** Task **
In how many lines does the string "recente" appear? Answer with the number only.

+++ Records for this task +++

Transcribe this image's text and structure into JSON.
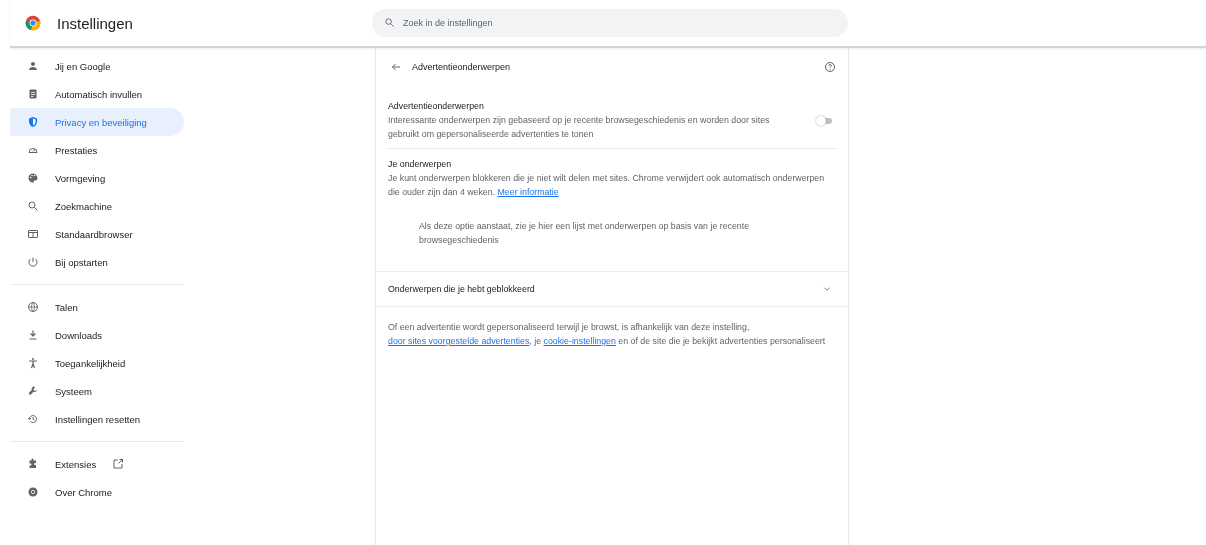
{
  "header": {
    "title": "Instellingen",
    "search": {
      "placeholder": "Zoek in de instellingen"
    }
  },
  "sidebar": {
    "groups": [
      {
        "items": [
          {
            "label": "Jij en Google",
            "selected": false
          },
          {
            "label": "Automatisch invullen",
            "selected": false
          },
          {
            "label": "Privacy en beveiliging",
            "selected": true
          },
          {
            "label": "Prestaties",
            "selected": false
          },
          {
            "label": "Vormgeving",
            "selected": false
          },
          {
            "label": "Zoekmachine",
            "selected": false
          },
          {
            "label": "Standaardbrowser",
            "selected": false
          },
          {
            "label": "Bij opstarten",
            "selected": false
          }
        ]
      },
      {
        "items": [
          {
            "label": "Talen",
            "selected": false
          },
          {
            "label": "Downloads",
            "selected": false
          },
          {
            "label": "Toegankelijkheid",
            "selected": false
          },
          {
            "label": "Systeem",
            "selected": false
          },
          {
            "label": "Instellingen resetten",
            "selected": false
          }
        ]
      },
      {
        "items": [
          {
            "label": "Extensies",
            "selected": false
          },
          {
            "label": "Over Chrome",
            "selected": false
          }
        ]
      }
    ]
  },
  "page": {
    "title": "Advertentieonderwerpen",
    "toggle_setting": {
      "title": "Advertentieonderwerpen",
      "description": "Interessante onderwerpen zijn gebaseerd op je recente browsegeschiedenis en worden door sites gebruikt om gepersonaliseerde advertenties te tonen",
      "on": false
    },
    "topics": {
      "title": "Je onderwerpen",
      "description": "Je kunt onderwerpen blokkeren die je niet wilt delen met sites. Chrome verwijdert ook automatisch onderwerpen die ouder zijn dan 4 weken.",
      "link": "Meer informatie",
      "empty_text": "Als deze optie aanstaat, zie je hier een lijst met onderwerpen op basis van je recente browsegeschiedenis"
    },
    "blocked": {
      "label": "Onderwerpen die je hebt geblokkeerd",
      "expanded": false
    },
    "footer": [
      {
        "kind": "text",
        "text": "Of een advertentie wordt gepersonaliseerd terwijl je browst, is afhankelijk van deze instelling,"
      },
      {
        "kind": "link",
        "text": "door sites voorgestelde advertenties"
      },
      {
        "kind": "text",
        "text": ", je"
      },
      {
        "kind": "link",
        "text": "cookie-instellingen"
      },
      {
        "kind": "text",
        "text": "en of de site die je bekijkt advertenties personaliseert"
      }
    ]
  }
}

+++
+++ Records for this task +++

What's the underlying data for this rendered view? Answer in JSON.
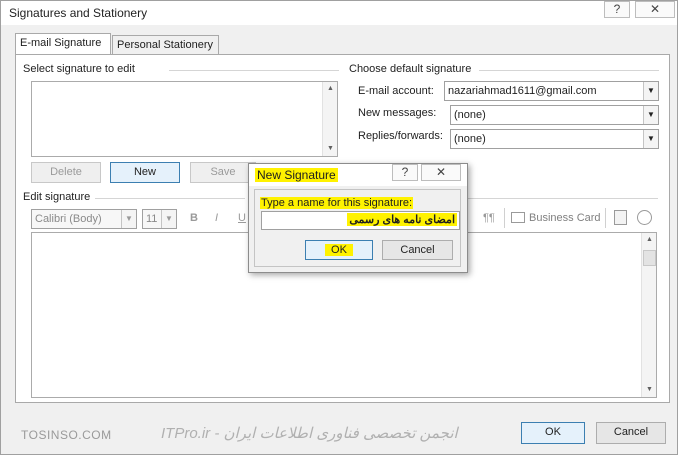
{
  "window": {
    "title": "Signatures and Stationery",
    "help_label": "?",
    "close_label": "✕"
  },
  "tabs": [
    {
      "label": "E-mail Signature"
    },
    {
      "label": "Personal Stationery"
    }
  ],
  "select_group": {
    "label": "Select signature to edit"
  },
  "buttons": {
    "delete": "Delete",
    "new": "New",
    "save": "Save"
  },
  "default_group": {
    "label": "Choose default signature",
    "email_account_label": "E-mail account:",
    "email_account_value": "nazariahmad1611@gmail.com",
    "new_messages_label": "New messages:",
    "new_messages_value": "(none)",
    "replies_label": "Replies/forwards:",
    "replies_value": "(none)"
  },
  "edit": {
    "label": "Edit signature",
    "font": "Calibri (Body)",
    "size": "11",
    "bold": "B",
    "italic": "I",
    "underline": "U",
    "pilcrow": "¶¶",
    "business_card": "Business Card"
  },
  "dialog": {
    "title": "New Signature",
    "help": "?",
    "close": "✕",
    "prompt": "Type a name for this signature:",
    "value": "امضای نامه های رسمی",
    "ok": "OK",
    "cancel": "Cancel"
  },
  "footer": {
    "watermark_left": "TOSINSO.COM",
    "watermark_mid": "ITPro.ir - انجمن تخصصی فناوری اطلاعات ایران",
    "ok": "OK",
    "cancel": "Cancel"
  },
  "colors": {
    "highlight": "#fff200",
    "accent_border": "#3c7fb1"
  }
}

+++

** Result **
2